>> begin

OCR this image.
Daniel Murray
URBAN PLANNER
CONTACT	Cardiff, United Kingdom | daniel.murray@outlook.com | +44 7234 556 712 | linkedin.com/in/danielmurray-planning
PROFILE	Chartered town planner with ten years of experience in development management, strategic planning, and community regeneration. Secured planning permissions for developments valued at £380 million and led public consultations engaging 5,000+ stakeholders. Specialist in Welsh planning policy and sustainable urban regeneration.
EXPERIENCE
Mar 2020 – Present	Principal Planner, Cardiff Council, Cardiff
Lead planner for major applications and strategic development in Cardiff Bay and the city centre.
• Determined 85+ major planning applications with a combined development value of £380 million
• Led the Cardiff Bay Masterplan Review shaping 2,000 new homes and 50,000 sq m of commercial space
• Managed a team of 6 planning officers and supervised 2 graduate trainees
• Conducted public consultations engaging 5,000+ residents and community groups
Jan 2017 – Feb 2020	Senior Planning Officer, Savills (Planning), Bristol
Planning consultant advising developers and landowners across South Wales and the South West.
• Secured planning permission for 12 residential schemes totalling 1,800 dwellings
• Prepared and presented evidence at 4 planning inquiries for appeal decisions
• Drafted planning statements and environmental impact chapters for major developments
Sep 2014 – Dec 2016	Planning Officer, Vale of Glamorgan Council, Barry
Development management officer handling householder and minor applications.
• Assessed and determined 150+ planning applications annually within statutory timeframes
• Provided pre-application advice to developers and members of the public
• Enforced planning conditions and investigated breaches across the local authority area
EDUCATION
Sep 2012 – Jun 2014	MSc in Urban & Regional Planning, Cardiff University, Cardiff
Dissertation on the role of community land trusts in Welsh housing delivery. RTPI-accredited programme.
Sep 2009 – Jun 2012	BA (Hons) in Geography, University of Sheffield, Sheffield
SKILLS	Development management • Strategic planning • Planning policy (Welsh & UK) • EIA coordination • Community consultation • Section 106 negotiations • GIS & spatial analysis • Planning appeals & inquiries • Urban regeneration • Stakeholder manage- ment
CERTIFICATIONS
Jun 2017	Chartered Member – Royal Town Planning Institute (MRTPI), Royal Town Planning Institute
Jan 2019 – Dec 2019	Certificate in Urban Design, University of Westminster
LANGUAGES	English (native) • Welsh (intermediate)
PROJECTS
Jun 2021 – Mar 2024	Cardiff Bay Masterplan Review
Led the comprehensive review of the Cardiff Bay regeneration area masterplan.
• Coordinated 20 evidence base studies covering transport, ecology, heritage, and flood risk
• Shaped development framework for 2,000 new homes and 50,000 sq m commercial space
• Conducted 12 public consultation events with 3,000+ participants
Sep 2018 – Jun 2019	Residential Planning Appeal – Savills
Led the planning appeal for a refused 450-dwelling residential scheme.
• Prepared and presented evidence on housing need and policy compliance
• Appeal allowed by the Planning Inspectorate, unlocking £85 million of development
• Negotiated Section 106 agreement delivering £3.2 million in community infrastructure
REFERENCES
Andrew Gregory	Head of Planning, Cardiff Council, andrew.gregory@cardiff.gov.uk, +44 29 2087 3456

>> end

* Work to do
Each line in the entries above that includes the string "Chartered" should be extracted.

* Finished task
PROFILE	Chartered town planner with ten years of experience in development management, strategic planning, and community regeneration. Secured planning permissions for developments valued at £380 million and led public consultations engaging 5,000+ stakeholders. Specialist in Welsh planning policy and sustainable urban regeneration.
Jun 2017	Chartered Member – Royal Town Planning Institute (MRTPI), Royal Town Planning Institute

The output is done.